(What is expected): Reproduce exactly the entries from the "Parse this screenshot: output" line to the end. Skip all pictures.
[begin Data provided]
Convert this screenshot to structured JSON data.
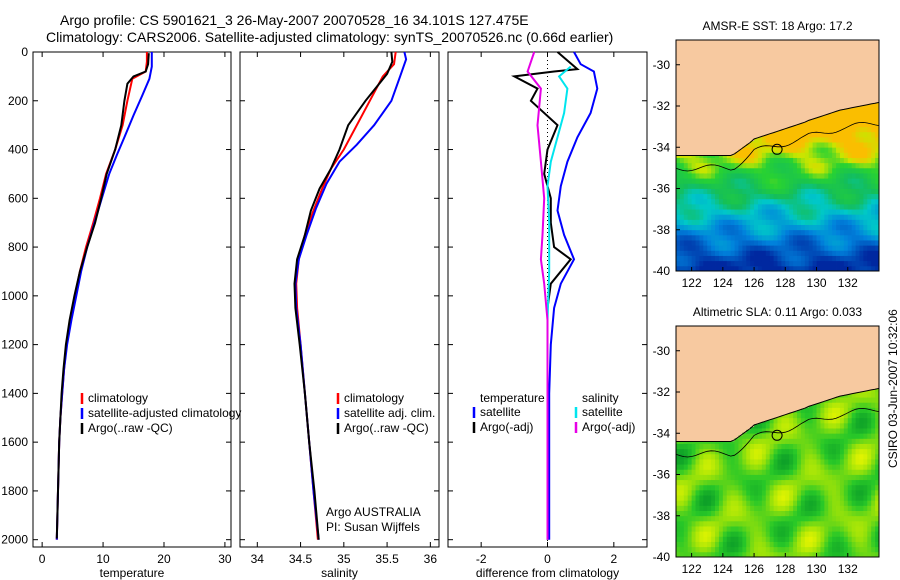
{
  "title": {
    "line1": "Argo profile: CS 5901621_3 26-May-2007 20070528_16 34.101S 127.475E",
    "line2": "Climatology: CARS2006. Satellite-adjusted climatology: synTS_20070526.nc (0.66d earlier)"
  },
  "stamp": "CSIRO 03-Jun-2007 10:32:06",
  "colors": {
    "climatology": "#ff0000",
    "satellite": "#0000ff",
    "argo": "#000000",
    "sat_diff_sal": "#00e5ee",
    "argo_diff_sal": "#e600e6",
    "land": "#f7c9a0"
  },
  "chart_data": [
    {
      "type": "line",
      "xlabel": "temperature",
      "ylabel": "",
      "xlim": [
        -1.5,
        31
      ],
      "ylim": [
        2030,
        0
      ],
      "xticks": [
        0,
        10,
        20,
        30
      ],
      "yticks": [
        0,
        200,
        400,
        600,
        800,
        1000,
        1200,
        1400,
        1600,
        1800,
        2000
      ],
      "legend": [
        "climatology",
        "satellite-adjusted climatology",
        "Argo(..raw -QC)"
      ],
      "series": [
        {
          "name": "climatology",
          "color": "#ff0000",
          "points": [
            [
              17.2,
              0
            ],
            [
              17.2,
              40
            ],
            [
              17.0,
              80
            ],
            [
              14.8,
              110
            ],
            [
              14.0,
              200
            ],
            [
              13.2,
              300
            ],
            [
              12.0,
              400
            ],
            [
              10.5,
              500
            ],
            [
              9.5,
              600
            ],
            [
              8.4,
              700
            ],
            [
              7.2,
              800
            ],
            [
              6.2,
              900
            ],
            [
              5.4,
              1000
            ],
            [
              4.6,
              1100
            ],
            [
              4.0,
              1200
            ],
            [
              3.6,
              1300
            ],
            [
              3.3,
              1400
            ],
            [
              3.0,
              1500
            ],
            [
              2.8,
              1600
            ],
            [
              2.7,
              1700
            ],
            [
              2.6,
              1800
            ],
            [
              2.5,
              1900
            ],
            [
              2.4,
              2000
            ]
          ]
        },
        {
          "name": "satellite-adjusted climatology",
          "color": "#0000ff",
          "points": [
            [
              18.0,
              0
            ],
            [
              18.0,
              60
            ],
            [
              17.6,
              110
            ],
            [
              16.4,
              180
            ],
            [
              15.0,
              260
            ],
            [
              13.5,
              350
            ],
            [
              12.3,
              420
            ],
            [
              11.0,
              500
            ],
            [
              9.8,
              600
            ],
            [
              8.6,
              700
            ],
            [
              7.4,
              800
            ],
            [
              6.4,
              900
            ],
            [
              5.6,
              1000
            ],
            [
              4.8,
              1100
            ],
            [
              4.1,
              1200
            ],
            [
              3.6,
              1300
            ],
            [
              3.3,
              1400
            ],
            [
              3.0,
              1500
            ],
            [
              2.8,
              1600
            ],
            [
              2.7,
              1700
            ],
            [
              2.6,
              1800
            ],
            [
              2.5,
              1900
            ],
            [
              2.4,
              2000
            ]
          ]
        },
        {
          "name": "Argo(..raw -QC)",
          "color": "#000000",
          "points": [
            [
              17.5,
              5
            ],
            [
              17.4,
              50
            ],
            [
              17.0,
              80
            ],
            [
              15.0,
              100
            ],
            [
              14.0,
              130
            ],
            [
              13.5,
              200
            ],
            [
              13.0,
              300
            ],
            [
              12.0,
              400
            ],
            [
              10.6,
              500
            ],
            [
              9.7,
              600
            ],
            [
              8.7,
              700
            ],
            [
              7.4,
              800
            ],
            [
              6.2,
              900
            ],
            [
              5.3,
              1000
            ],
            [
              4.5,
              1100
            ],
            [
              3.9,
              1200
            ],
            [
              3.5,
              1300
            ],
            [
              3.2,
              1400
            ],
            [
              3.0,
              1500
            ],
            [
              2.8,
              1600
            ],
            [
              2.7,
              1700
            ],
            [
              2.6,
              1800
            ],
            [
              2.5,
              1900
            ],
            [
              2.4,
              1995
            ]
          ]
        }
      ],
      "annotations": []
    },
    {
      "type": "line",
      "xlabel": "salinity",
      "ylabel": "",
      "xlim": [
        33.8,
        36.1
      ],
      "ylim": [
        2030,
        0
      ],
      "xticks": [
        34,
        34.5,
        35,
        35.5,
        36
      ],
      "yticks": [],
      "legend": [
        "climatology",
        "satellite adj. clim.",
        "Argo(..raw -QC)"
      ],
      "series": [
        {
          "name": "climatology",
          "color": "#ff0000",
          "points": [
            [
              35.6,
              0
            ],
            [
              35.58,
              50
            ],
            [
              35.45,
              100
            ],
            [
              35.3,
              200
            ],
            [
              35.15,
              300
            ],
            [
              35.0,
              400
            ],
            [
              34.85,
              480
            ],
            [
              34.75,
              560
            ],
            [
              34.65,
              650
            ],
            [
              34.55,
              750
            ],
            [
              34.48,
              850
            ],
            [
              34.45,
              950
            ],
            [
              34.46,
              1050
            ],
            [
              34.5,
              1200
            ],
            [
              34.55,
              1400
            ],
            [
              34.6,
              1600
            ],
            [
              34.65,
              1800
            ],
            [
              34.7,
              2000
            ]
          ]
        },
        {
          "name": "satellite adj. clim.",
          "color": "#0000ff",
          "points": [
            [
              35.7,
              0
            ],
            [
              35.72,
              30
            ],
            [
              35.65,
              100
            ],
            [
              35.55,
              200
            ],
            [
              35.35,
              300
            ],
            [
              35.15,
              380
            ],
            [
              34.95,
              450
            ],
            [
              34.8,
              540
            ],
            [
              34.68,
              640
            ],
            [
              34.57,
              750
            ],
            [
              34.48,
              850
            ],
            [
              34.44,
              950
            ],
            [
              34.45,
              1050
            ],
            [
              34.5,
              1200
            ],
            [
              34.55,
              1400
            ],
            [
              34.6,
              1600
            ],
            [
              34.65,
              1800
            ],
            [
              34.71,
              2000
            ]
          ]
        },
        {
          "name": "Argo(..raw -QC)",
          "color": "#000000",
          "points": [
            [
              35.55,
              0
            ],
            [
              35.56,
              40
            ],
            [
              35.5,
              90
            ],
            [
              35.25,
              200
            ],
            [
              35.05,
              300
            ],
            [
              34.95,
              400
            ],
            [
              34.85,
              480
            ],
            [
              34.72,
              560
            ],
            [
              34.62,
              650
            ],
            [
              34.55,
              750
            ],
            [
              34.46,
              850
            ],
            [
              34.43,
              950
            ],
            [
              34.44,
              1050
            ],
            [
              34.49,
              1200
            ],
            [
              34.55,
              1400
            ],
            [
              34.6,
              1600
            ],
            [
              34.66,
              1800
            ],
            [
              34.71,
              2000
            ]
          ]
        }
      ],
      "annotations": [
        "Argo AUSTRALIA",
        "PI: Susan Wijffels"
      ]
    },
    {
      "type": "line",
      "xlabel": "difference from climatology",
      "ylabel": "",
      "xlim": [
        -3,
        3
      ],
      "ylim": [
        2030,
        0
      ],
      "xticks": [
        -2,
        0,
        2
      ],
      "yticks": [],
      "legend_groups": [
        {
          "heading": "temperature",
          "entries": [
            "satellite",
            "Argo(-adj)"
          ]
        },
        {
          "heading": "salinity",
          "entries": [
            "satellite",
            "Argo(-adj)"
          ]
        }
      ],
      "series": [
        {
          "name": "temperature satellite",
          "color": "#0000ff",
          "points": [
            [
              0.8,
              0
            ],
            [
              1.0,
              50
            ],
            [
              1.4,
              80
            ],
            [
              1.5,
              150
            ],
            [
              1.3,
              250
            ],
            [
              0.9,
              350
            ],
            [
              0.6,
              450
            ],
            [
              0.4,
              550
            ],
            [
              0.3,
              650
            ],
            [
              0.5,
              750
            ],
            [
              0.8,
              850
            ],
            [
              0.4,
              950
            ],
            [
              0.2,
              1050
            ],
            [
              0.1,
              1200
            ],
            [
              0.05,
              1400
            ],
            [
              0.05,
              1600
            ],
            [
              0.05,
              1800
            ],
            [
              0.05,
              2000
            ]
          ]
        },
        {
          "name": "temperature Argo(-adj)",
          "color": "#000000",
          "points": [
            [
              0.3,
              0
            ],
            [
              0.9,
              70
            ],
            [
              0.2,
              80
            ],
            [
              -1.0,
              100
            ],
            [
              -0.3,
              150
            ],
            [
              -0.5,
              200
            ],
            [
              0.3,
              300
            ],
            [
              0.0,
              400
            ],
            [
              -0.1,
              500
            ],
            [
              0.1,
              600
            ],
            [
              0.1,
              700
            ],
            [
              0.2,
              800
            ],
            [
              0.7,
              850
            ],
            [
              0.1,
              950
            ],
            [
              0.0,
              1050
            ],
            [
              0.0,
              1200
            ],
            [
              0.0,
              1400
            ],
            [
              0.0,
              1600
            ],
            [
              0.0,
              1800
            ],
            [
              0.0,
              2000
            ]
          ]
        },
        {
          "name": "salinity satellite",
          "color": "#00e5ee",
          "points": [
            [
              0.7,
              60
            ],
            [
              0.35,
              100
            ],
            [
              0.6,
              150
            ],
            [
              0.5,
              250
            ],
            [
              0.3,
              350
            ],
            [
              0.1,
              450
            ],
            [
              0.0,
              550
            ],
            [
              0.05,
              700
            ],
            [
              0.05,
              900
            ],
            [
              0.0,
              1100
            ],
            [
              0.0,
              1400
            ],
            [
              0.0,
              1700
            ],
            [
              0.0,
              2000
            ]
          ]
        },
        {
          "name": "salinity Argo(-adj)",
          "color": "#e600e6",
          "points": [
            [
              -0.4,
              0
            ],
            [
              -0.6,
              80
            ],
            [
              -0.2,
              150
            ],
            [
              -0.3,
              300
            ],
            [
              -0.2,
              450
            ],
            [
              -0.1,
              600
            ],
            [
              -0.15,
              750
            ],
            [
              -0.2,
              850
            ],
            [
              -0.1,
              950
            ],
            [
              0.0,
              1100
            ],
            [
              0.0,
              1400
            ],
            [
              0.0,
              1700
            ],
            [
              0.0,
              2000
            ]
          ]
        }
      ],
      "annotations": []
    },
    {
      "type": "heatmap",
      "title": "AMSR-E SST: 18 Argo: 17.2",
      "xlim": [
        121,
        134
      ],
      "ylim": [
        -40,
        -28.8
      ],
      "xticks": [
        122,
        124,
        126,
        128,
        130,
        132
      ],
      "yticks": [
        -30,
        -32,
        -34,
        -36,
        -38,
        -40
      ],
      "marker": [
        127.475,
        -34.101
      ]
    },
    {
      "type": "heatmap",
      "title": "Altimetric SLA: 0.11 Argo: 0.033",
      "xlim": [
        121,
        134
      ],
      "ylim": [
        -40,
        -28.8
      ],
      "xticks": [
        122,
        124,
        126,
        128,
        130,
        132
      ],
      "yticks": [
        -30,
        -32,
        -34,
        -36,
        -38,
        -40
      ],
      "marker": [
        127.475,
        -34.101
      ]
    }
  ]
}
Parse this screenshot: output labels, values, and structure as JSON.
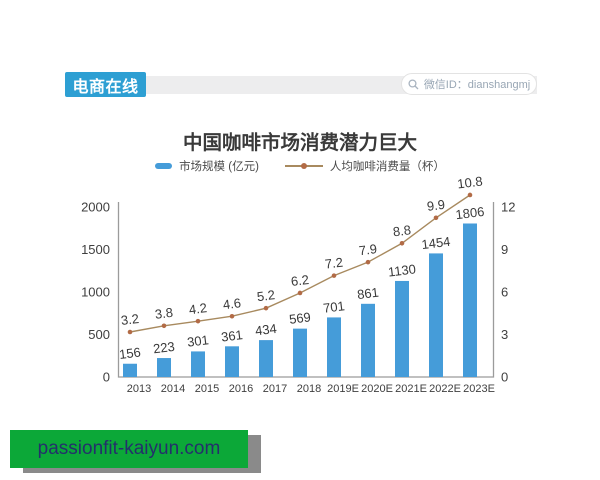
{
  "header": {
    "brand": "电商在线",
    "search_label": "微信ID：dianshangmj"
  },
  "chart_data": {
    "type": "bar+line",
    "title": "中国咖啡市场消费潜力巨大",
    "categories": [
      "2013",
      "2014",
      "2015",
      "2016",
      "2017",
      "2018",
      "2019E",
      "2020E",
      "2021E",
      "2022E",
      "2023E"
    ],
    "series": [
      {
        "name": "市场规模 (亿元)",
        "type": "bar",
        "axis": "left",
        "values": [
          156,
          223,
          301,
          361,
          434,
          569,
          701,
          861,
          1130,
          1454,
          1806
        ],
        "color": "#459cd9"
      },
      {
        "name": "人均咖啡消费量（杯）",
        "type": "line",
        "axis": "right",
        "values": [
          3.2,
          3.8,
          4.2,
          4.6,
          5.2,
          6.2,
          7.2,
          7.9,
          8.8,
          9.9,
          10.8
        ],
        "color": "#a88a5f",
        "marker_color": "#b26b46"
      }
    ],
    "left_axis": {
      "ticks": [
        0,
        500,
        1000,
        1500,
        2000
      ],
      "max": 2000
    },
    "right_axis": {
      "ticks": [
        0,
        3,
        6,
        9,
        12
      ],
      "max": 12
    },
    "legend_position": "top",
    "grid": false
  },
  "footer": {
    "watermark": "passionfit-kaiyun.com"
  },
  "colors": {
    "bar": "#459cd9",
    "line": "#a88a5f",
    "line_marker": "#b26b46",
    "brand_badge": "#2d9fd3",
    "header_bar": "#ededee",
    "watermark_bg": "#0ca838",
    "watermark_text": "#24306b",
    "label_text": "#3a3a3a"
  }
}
[end Data provided]
(Expected output):
Parse this screenshot: output labels, values, and structure as JSON.
{
  "header": {
    "brand": "电商在线",
    "search_label": "微信ID：dianshangmj"
  },
  "chart_data": {
    "type": "bar+line",
    "title": "中国咖啡市场消费潜力巨大",
    "categories": [
      "2013",
      "2014",
      "2015",
      "2016",
      "2017",
      "2018",
      "2019E",
      "2020E",
      "2021E",
      "2022E",
      "2023E"
    ],
    "series": [
      {
        "name": "市场规模 (亿元)",
        "type": "bar",
        "axis": "left",
        "values": [
          156,
          223,
          301,
          361,
          434,
          569,
          701,
          861,
          1130,
          1454,
          1806
        ],
        "color": "#459cd9"
      },
      {
        "name": "人均咖啡消费量（杯）",
        "type": "line",
        "axis": "right",
        "values": [
          3.2,
          3.8,
          4.2,
          4.6,
          5.2,
          6.2,
          7.2,
          7.9,
          8.8,
          9.9,
          10.8
        ],
        "color": "#a88a5f",
        "marker_color": "#b26b46"
      }
    ],
    "left_axis": {
      "ticks": [
        0,
        500,
        1000,
        1500,
        2000
      ],
      "max": 2000
    },
    "right_axis": {
      "ticks": [
        0,
        3,
        6,
        9,
        12
      ],
      "max": 12
    },
    "legend_position": "top",
    "grid": false
  },
  "footer": {
    "watermark": "passionfit-kaiyun.com"
  },
  "colors": {
    "bar": "#459cd9",
    "line": "#a88a5f",
    "line_marker": "#b26b46",
    "brand_badge": "#2d9fd3",
    "header_bar": "#ededee",
    "watermark_bg": "#0ca838",
    "watermark_text": "#24306b",
    "label_text": "#3a3a3a"
  }
}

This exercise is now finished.